• _Kısa görev 1_
Verilen metne göre 2016 Küresel Riskler Raporu'nda üçüncü sırada hangi risk yer alıyor?
• _Kısa görev 2_
Verilen metnin "Çevresel riskler başlığı" sözcükleriyle başlayıp "riskler ele alınmaktadır." sözcükleriyle biten bölümünü hiç değiştirmeden tekrar yazın.

• _Verilen metin_
Dünya Ekonomik Forumu (WEF), önümüzdeki günlerde başlayacak olan Davos Zirvesi öncesinde 750 uzmana sorarak gerçekleştirdiği Küresel Riskler anketinin sonuçlarını geçtiğimiz günlerde açıkladı. 2006 yılından beri düzenli olarak yayınlanan Küresel Riskler Raporu, 2016 yılı için de bir rapor açıkladı. Bu raporun detaylarına baktığımızda ise, iklim değişikliği problemi ilk sırada, kitlesel imha silahları ikinci sırada, su krizleri üçüncü sırada, zorunlu göçler sorunu dördüncü sırada ve enerji fiyatları dengesizliğinin ise beşinci sırada riskler olarak algılandığını görmekteyiz. 

Karşılaştırma yapmak için 2015 yılı küresel risklerin neler olduğunu da bakmak gerekli. 2015 yılının küresel riskler raporunda; devletlerarası anlaşmazlıklar ilk sırada, iklim değişikliğine adaptasyon başarısızlığı ikinci sırada, siber ataklar üçüncü sırada, salgın hastalıkların kitlesel ve hızlı yayılımı dördüncü sırada ve kitle imha silahları beşinci sırada riskler olarak görülmekteydi. 

Bu raporun geniş ölçekli kapsamında ise şu başlıklar bulunmaktadır; ekonomik, çevresel, jeopolitik, toplumsal ve teknolojik başlıkları altında toplam 28 madde. 

Bu 28 madde aşağıdaki konulardan oluşmaktadır.

Ekonomi başlığı altında; büyük ekonomilerdeki varlık balonları, büyük ekonomilerdeki deflasyonlar, global ekonomideki enerji fiyatları ve şoklar, büyük finansal mekanizmaların ve kurumların başarısızlıkları, kritik eşikteki altyapı yetersizlikleri veya eksiklikleri, anahtar ekonomilerdeki mali krizler ve son olarak yönetilemez enflasyon riskleri bulunmaktadır.

Çevresel riskler başlığı altında; aşırı hava olayları, iklim değişikliğine uyum başarısızlıkları, büyük biyoçeşitlilik kaybı ve ekosistem felaketleri, büyük doğal afetler ve son olarak insan kökenli çevresel felaketlere ilişkin risk algıları yer almaktadır.

Jeopolitik riskler başlığı altında; ulusal yönetişim başarısızlığı, devletlerarası anlaşmazlıklar, büyük ölçekli terörist saldırılar, devletlerin çöküşü ve krizler ile son olarak kitle imha silahları konusundaki riskler ele alınmaktadır.

Toplumsal riskler başlığı altında; kent planlamasının başarısızlığı, gıda krizleri, büyük ölçekli zorunlu göçler, derin toplumsal istikrarsızlık, bulaşıcı hastalıkların hızlı ve kitlesel yayılışı ve son olarak da su krizleri riskleri bulunmaktadır.

• _Satırlar_
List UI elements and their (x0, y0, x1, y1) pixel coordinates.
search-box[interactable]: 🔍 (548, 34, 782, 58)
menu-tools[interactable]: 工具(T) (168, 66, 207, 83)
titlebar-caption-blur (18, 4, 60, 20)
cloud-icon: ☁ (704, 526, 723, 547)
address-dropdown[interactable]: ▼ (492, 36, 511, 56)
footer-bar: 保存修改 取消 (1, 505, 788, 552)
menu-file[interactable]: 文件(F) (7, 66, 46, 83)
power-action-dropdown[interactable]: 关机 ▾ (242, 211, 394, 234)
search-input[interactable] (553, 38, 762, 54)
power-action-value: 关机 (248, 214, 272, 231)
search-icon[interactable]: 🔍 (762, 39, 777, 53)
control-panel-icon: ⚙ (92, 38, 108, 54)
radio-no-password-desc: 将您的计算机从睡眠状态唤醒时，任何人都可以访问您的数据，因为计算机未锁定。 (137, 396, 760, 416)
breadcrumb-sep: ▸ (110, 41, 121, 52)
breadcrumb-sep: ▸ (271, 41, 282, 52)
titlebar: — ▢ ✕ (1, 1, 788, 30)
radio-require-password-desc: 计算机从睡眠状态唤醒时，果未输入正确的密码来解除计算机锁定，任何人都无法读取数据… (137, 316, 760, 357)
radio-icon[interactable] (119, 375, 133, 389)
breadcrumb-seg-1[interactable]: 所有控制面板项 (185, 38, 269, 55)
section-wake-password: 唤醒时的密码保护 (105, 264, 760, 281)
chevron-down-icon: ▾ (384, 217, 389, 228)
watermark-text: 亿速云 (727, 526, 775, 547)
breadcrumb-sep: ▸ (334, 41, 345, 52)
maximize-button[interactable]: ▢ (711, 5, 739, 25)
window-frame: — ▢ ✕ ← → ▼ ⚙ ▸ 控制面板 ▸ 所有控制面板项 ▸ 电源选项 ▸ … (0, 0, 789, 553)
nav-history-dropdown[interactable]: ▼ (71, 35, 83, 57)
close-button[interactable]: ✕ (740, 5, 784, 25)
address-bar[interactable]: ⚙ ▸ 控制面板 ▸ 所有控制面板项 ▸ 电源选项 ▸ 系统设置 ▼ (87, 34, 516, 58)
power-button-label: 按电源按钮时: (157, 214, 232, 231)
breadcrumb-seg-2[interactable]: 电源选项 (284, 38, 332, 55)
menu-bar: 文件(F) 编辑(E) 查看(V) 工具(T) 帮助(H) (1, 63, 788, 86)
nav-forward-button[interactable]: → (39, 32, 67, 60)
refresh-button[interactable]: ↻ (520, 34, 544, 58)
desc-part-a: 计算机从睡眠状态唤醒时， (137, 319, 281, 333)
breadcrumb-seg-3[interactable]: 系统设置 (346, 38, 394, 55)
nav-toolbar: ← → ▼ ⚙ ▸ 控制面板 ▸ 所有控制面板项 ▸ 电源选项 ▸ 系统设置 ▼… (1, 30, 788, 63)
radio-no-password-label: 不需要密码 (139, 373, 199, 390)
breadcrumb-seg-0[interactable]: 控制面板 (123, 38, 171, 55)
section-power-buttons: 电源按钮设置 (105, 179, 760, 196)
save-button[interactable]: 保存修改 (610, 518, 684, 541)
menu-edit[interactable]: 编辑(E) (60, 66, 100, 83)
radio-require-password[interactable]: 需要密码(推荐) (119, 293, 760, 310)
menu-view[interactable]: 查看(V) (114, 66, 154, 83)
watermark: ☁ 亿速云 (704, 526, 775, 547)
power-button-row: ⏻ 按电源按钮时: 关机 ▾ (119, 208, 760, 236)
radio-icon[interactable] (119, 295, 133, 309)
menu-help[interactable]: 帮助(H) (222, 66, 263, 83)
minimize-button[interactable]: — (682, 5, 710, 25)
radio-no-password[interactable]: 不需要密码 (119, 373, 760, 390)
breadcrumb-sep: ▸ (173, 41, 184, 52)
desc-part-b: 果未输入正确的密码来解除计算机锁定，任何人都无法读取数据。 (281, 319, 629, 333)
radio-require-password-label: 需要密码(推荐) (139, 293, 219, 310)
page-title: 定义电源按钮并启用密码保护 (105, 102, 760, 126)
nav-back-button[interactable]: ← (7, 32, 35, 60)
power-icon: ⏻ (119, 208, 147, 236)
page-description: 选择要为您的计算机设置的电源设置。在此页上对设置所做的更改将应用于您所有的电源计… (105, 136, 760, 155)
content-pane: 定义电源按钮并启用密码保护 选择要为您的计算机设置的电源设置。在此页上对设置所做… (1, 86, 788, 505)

• _Yazılı yanıt 1_
Su krizleri.

• _Yazılı yanıt 2_
Çevresel riskler başlığı altında; aşırı hava olayları, iklim değişikliğine uyum başarısızlıkları, büyük biyoçeşitlilik kaybı ve ekosistem felaketleri, büyük doğal afetler ve son olarak insan kökenli çevresel felaketlere ilişkin risk algıları yer almaktadır.

Jeopolitik riskler başlığı altında; ulusal yönetişim başarısızlığı, devletlerarası anlaşmazlıklar, büyük ölçekli terörist saldırılar, devletlerin çöküşü ve krizler ile son olarak kitle imha silahları konusundaki riskler ele alınmaktadır.